**WHAT IS EXPECTED**
Set down each record exactly as written.

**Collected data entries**
◆ ◆ ◆

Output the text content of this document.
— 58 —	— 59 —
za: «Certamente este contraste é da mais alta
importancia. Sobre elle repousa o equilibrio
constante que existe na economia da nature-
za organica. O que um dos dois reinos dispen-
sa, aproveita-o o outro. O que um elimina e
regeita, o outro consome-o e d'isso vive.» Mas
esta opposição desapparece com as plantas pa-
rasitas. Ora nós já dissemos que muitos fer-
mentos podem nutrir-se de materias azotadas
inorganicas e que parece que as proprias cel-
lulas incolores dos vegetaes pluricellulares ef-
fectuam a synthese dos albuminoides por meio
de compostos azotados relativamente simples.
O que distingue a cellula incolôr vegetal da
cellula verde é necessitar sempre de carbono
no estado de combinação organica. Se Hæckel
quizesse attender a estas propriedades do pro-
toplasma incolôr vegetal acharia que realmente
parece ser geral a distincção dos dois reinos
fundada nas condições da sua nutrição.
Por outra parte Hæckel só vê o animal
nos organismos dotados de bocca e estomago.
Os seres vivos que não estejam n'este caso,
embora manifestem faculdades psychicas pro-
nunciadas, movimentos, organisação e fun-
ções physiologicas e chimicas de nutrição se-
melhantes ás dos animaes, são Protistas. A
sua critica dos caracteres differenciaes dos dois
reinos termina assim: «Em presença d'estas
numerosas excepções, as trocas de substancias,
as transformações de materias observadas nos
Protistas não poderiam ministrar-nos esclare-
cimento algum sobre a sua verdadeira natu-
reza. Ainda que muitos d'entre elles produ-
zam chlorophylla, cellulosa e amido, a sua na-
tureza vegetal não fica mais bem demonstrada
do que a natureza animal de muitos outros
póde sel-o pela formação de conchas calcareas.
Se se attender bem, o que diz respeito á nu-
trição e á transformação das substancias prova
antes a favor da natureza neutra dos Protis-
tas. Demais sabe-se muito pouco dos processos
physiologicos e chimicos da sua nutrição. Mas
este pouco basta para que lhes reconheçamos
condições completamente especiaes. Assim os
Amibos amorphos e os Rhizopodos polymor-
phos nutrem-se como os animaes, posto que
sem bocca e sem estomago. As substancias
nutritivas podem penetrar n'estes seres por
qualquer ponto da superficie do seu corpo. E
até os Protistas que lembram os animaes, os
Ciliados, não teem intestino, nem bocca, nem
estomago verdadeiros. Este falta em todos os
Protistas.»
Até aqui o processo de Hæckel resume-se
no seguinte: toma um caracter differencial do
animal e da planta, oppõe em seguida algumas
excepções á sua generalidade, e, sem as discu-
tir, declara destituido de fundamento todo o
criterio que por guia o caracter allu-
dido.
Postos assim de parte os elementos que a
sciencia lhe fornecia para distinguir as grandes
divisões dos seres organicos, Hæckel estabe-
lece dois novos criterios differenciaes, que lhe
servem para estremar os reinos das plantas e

◆ ◆ ◆

**SOLUTION FOR THIS PROBLEM**
Output the text content of this document.
— 58 —	— 59 —
za: «Certamente este contraste é da mais alta
importancia. Sobre elle repousa o equilibrio
constante que existe na economia da nature-
za organica. O que um dos dois reinos dispen-
sa, aproveita-o o outro. O que um elimina e
regeita, o outro consome-o e d'isso vive.» Mas
esta opposição desapparece com as plantas pa-
rasitas. Ora nós já dissemos que muitos fer-
mentos podem nutrir-se de materias azotadas
inorganicas e que parece que as proprias cel-
lulas incolores dos vegetaes pluricellulares ef-
fectuam a synthese dos albuminoides por meio
de compostos azotados relativamente simples.
O que distingue a cellula incolôr vegetal da
cellula verde é necessitar sempre de carbono
no estado de combinação organica. Se Hæckel
quizesse attender a estas propriedades do pro-
toplasma incolôr vegetal acharia que realmente
parece ser geral a distincção dos dois reinos
fundada nas condições da sua nutrição.
Por outra parte Hæckel só vê o animal
nos organismos dotados de bocca e estomago.
Os seres vivos que não estejam n'este caso,
embora manifestem faculdades psychicas pro-
nunciadas, movimentos, organisação e fun-
ções physiologicas e chimicas de nutrição se-
melhantes ás dos animaes, são Protistas. A
sua critica dos caracteres differenciaes dos dois
reinos termina assim: «Em presença d'estas
numerosas excepções, as trocas de substancias,
as transformações de materias observadas nos
Protistas não poderiam ministrar-nos esclare-
cimento algum sobre a sua verdadeira natu-
reza. Ainda que muitos d'entre elles produ-
zam chlorophylla, cellulosa e amido, a sua na-
tureza vegetal não fica mais bem demonstrada
do que a natureza animal de muitos outros
póde sel-o pela formação de conchas calcareas.
Se se attender bem, o que diz respeito á nu-
trição e á transformação das substancias prova
antes a favor da natureza neutra dos Protis-
tas. Demais sabe-se muito pouco dos processos
physiologicos e chimicos da sua nutrição. Mas
este pouco basta para que lhes reconheçamos
condições completamente especiaes. Assim os
Amibos amorphos e os Rhizopodos polymor-
phos nutrem-se como os animaes, posto que
sem bocca e sem estomago. As substancias
nutritivas podem penetrar n'estes seres por
qualquer ponto da superficie do seu corpo. E
até os Protistas que lembram os animaes, os
Ciliados, não teem intestino, nem bocca, nem
estomago verdadeiros. Este falta em todos os
Protistas.»
Até aqui o processo de Hæckel resume-se
no seguinte: toma um caracter differencial do
animal e da planta, oppõe em seguida algumas
excepções á sua generalidade, e, sem as discu-
tir, declara destituido de fundamento todo o
criterio que por guia o caracter allu-
dido.
Postos assim de parte os elementos que a
sciencia lhe fornecia para distinguir as grandes
divisões dos seres organicos, Hæckel estabe-
lece dois novos criterios differenciaes, que lhe
servem para estremar os reinos das plantas e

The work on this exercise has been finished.